PROBLEM DESCRIPTION:
Skip any picture you find and retype all the remaining lines exactly.

╔══

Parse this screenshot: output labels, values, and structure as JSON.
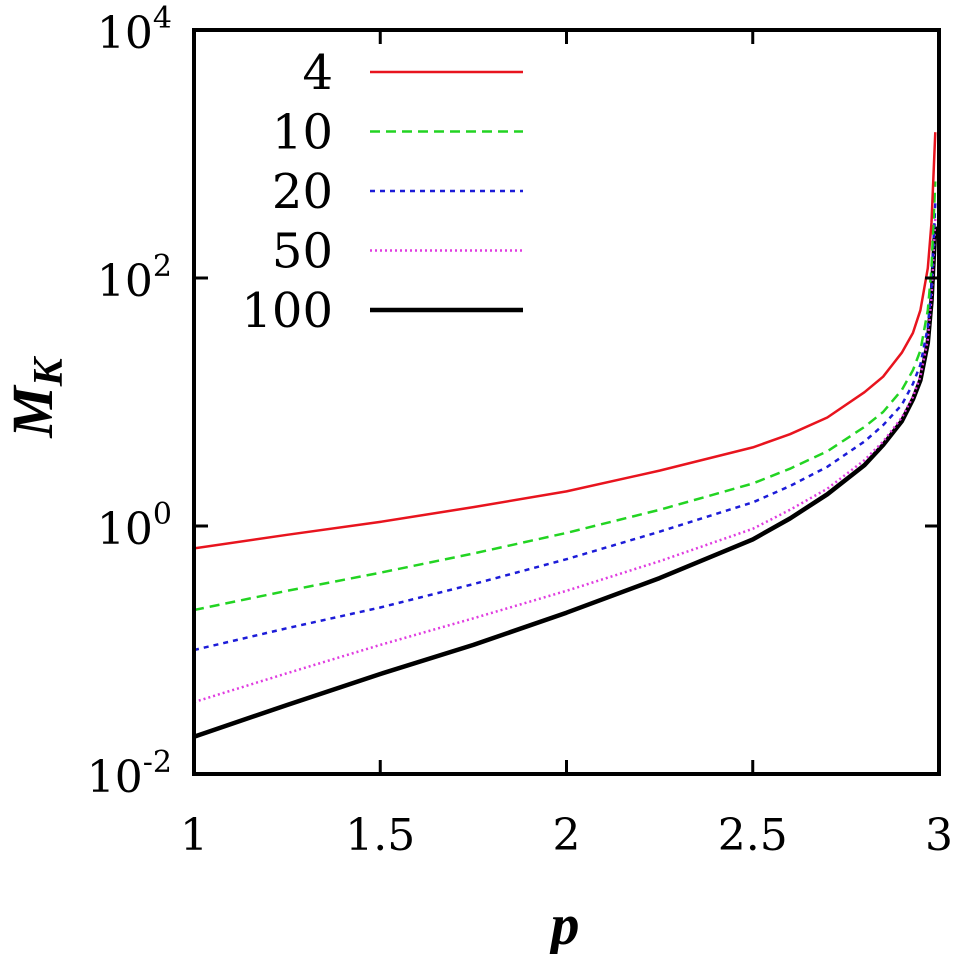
{
  "chart_data": {
    "type": "line",
    "xlabel": "p",
    "ylabel": "M",
    "ylabel_sub": "K",
    "xlim": [
      1,
      3
    ],
    "ylim": [
      0.01,
      10000
    ],
    "yscale": "log",
    "grid": false,
    "legend_position": "top-left",
    "x_ticks": [
      {
        "value": 1,
        "label": "1"
      },
      {
        "value": 1.5,
        "label": "1.5"
      },
      {
        "value": 2,
        "label": "2"
      },
      {
        "value": 2.5,
        "label": "2.5"
      },
      {
        "value": 3,
        "label": "3"
      }
    ],
    "y_ticks": [
      {
        "value": 0.01,
        "base": "10",
        "exp": "-2"
      },
      {
        "value": 1,
        "base": "10",
        "exp": "0"
      },
      {
        "value": 100,
        "base": "10",
        "exp": "2"
      },
      {
        "value": 10000,
        "base": "10",
        "exp": "4"
      }
    ],
    "series": [
      {
        "name": "4",
        "color": "#e8141e",
        "dash": "",
        "width": 2.5,
        "x": [
          1.0,
          1.25,
          1.5,
          1.75,
          2.0,
          2.25,
          2.5,
          2.6,
          2.7,
          2.8,
          2.85,
          2.9,
          2.93,
          2.95,
          2.97,
          2.98,
          2.99
        ],
        "y": [
          0.66,
          0.85,
          1.08,
          1.42,
          1.9,
          2.8,
          4.3,
          5.5,
          7.5,
          12,
          16,
          25,
          36,
          55,
          120,
          280,
          1500
        ]
      },
      {
        "name": "10",
        "color": "#22d422",
        "dash": "10,6",
        "width": 2.5,
        "x": [
          1.0,
          1.25,
          1.5,
          1.75,
          2.0,
          2.25,
          2.5,
          2.6,
          2.7,
          2.8,
          2.85,
          2.9,
          2.93,
          2.95,
          2.97,
          2.98,
          2.99
        ],
        "y": [
          0.21,
          0.3,
          0.42,
          0.6,
          0.88,
          1.35,
          2.2,
          2.9,
          4.0,
          6.3,
          8.3,
          12.5,
          18,
          26,
          55,
          120,
          600
        ]
      },
      {
        "name": "20",
        "color": "#1c1cd8",
        "dash": "5,5",
        "width": 2.5,
        "x": [
          1.0,
          1.25,
          1.5,
          1.75,
          2.0,
          2.25,
          2.5,
          2.6,
          2.7,
          2.8,
          2.85,
          2.9,
          2.93,
          2.95,
          2.97,
          2.98,
          2.99
        ],
        "y": [
          0.1,
          0.15,
          0.22,
          0.34,
          0.54,
          0.9,
          1.55,
          2.1,
          3.0,
          4.8,
          6.5,
          9.5,
          14,
          20,
          40,
          85,
          400
        ]
      },
      {
        "name": "50",
        "color": "#e03ce0",
        "dash": "2,3",
        "width": 2.5,
        "x": [
          1.0,
          1.25,
          1.5,
          1.75,
          2.0,
          2.25,
          2.5,
          2.6,
          2.7,
          2.8,
          2.85,
          2.9,
          2.93,
          2.95,
          2.97,
          2.98,
          2.99
        ],
        "y": [
          0.038,
          0.065,
          0.11,
          0.18,
          0.3,
          0.52,
          0.95,
          1.35,
          2.0,
          3.4,
          4.8,
          7.5,
          11,
          16,
          32,
          70,
          300
        ]
      },
      {
        "name": "100",
        "color": "#000000",
        "dash": "",
        "width": 4.5,
        "x": [
          1.0,
          1.25,
          1.5,
          1.75,
          2.0,
          2.25,
          2.5,
          2.6,
          2.7,
          2.8,
          2.85,
          2.9,
          2.93,
          2.95,
          2.97,
          2.98,
          2.99
        ],
        "y": [
          0.02,
          0.036,
          0.064,
          0.11,
          0.2,
          0.38,
          0.78,
          1.15,
          1.8,
          3.1,
          4.5,
          7.0,
          10.5,
          15,
          30,
          65,
          260
        ]
      }
    ]
  }
}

╚══

EXERCISE OUTPUT:
Parse this screenshot: output labels, values, and structure as JSON.
{
  "chart_data": {
    "type": "line",
    "xlabel": "p",
    "ylabel": "M",
    "ylabel_sub": "K",
    "xlim": [
      1,
      3
    ],
    "ylim": [
      0.01,
      10000
    ],
    "yscale": "log",
    "grid": false,
    "legend_position": "top-left",
    "x_ticks": [
      {
        "value": 1,
        "label": "1"
      },
      {
        "value": 1.5,
        "label": "1.5"
      },
      {
        "value": 2,
        "label": "2"
      },
      {
        "value": 2.5,
        "label": "2.5"
      },
      {
        "value": 3,
        "label": "3"
      }
    ],
    "y_ticks": [
      {
        "value": 0.01,
        "base": "10",
        "exp": "-2"
      },
      {
        "value": 1,
        "base": "10",
        "exp": "0"
      },
      {
        "value": 100,
        "base": "10",
        "exp": "2"
      },
      {
        "value": 10000,
        "base": "10",
        "exp": "4"
      }
    ],
    "series": [
      {
        "name": "4",
        "color": "#e8141e",
        "dash": "",
        "width": 2.5,
        "x": [
          1.0,
          1.25,
          1.5,
          1.75,
          2.0,
          2.25,
          2.5,
          2.6,
          2.7,
          2.8,
          2.85,
          2.9,
          2.93,
          2.95,
          2.97,
          2.98,
          2.99
        ],
        "y": [
          0.66,
          0.85,
          1.08,
          1.42,
          1.9,
          2.8,
          4.3,
          5.5,
          7.5,
          12,
          16,
          25,
          36,
          55,
          120,
          280,
          1500
        ]
      },
      {
        "name": "10",
        "color": "#22d422",
        "dash": "10,6",
        "width": 2.5,
        "x": [
          1.0,
          1.25,
          1.5,
          1.75,
          2.0,
          2.25,
          2.5,
          2.6,
          2.7,
          2.8,
          2.85,
          2.9,
          2.93,
          2.95,
          2.97,
          2.98,
          2.99
        ],
        "y": [
          0.21,
          0.3,
          0.42,
          0.6,
          0.88,
          1.35,
          2.2,
          2.9,
          4.0,
          6.3,
          8.3,
          12.5,
          18,
          26,
          55,
          120,
          600
        ]
      },
      {
        "name": "20",
        "color": "#1c1cd8",
        "dash": "5,5",
        "width": 2.5,
        "x": [
          1.0,
          1.25,
          1.5,
          1.75,
          2.0,
          2.25,
          2.5,
          2.6,
          2.7,
          2.8,
          2.85,
          2.9,
          2.93,
          2.95,
          2.97,
          2.98,
          2.99
        ],
        "y": [
          0.1,
          0.15,
          0.22,
          0.34,
          0.54,
          0.9,
          1.55,
          2.1,
          3.0,
          4.8,
          6.5,
          9.5,
          14,
          20,
          40,
          85,
          400
        ]
      },
      {
        "name": "50",
        "color": "#e03ce0",
        "dash": "2,3",
        "width": 2.5,
        "x": [
          1.0,
          1.25,
          1.5,
          1.75,
          2.0,
          2.25,
          2.5,
          2.6,
          2.7,
          2.8,
          2.85,
          2.9,
          2.93,
          2.95,
          2.97,
          2.98,
          2.99
        ],
        "y": [
          0.038,
          0.065,
          0.11,
          0.18,
          0.3,
          0.52,
          0.95,
          1.35,
          2.0,
          3.4,
          4.8,
          7.5,
          11,
          16,
          32,
          70,
          300
        ]
      },
      {
        "name": "100",
        "color": "#000000",
        "dash": "",
        "width": 4.5,
        "x": [
          1.0,
          1.25,
          1.5,
          1.75,
          2.0,
          2.25,
          2.5,
          2.6,
          2.7,
          2.8,
          2.85,
          2.9,
          2.93,
          2.95,
          2.97,
          2.98,
          2.99
        ],
        "y": [
          0.02,
          0.036,
          0.064,
          0.11,
          0.2,
          0.38,
          0.78,
          1.15,
          1.8,
          3.1,
          4.5,
          7.0,
          10.5,
          15,
          30,
          65,
          260
        ]
      }
    ]
  }
}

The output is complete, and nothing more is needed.